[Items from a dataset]
↓

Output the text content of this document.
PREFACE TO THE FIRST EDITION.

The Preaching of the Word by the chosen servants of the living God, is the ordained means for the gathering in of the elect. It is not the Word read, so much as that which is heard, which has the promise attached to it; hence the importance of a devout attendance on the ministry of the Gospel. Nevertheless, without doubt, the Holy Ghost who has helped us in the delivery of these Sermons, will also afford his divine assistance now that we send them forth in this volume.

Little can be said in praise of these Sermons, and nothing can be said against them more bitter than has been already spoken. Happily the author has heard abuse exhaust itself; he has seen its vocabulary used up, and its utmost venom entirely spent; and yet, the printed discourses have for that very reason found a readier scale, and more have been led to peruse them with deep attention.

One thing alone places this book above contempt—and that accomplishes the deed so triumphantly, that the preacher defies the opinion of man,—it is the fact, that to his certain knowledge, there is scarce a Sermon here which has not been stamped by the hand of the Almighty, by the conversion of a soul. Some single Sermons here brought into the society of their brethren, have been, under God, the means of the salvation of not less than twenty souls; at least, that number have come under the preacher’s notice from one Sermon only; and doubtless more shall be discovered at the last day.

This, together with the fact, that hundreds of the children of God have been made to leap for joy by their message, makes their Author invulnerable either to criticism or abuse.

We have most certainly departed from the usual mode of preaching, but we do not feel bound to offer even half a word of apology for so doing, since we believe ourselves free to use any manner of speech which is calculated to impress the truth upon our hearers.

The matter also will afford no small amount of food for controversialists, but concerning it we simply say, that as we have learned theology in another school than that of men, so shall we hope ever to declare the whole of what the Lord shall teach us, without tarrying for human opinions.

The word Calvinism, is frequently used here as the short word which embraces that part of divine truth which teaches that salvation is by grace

↑
↓

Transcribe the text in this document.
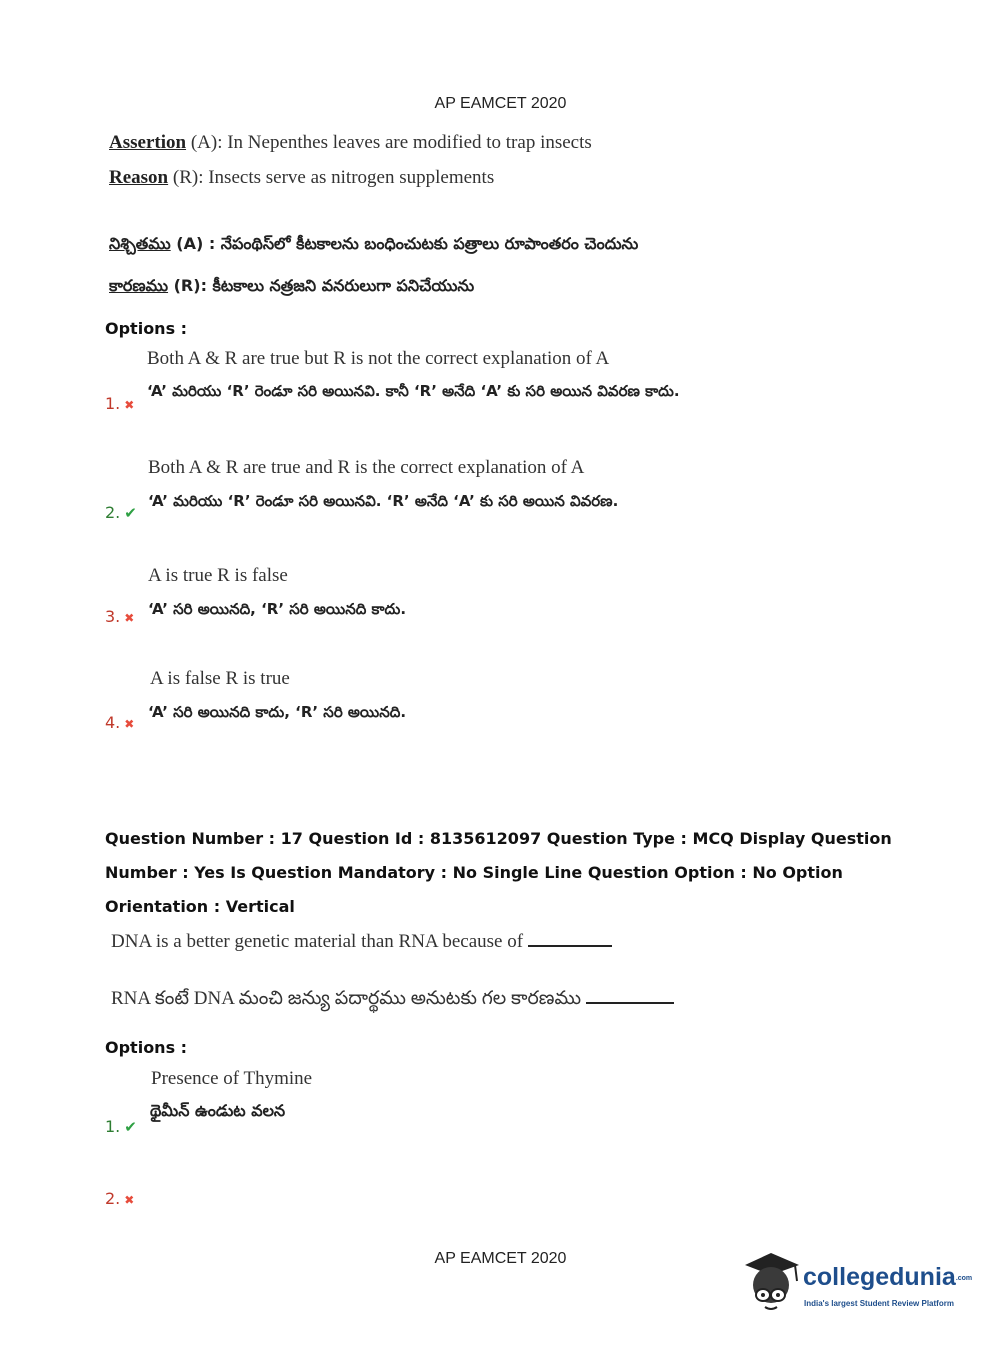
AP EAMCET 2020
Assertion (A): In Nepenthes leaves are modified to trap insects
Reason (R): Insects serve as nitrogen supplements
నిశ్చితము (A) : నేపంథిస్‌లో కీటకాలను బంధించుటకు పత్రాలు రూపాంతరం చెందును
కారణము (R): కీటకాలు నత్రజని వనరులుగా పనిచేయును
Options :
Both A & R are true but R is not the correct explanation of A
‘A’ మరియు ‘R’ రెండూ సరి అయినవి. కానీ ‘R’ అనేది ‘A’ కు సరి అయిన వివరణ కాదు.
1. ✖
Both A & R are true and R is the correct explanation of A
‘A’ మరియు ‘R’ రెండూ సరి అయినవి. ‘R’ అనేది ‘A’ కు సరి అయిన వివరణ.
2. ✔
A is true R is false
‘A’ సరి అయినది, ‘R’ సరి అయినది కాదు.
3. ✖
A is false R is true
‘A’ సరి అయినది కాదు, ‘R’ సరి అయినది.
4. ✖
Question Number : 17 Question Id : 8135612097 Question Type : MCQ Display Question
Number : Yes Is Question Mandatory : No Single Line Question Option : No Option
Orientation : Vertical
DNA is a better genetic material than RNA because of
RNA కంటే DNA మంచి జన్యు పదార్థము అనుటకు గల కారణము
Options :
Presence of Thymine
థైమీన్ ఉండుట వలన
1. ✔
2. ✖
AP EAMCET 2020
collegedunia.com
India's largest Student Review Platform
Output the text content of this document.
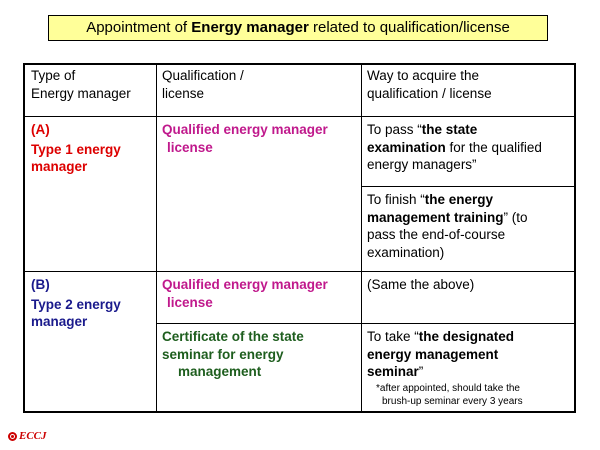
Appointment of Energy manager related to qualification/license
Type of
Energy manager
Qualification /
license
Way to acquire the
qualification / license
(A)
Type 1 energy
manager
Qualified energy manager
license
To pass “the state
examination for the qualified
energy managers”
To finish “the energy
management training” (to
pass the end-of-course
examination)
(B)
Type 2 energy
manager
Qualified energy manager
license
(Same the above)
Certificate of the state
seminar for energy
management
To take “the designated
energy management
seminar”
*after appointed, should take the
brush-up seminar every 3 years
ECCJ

↑
↓

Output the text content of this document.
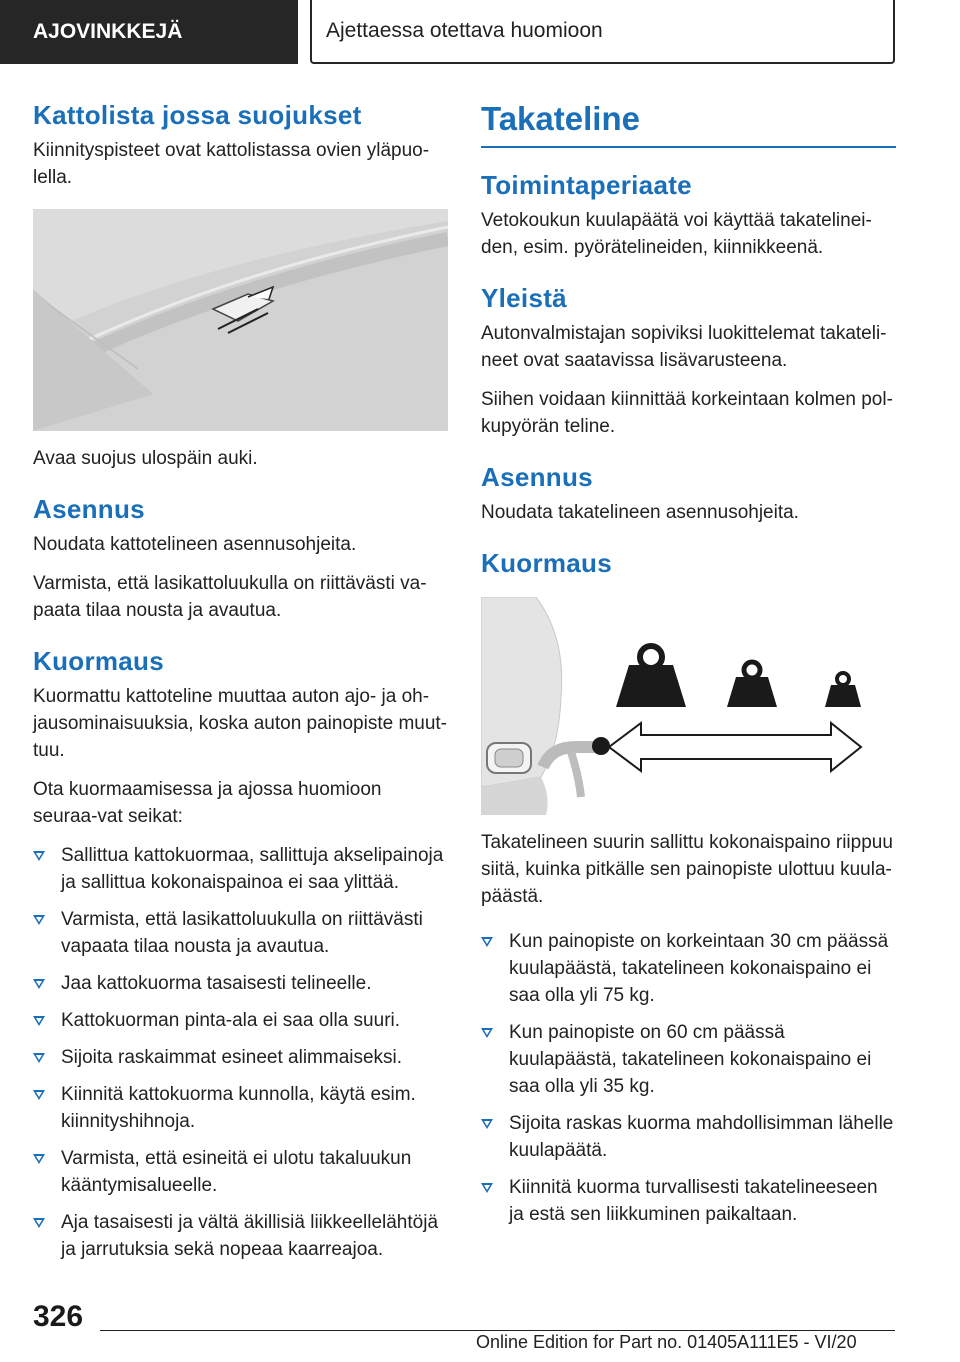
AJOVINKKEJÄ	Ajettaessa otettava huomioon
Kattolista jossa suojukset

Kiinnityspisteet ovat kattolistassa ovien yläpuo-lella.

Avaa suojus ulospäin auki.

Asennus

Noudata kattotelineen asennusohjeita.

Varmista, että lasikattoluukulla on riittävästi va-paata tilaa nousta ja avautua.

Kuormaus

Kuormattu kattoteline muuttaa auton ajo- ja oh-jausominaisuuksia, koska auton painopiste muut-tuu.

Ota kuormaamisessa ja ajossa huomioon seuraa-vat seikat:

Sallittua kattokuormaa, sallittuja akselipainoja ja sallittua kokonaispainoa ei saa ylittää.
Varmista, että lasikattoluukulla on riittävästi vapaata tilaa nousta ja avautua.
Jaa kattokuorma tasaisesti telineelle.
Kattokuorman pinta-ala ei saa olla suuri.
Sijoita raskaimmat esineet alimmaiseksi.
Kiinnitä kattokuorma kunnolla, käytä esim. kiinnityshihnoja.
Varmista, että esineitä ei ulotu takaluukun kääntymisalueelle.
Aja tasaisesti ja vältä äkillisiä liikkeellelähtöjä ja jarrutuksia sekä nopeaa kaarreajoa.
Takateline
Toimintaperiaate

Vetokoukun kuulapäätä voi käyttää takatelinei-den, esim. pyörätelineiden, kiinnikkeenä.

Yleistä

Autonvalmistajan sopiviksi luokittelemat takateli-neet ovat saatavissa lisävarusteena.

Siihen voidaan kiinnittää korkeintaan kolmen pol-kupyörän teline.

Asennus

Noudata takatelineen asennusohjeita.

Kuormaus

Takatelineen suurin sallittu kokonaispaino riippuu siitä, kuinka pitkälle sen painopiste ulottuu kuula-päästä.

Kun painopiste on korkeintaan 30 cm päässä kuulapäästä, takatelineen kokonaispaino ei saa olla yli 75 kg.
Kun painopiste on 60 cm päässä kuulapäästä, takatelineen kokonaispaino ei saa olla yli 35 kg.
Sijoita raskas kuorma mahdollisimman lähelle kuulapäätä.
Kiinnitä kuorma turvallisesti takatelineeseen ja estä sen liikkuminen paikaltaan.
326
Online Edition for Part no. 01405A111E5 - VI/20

↑

=== WHAT YOU NEED TO DO ===
Count every line in the data that contains the word "avautua", then give that count and nothing else.

=== ANSWER TO THE TASK ===
2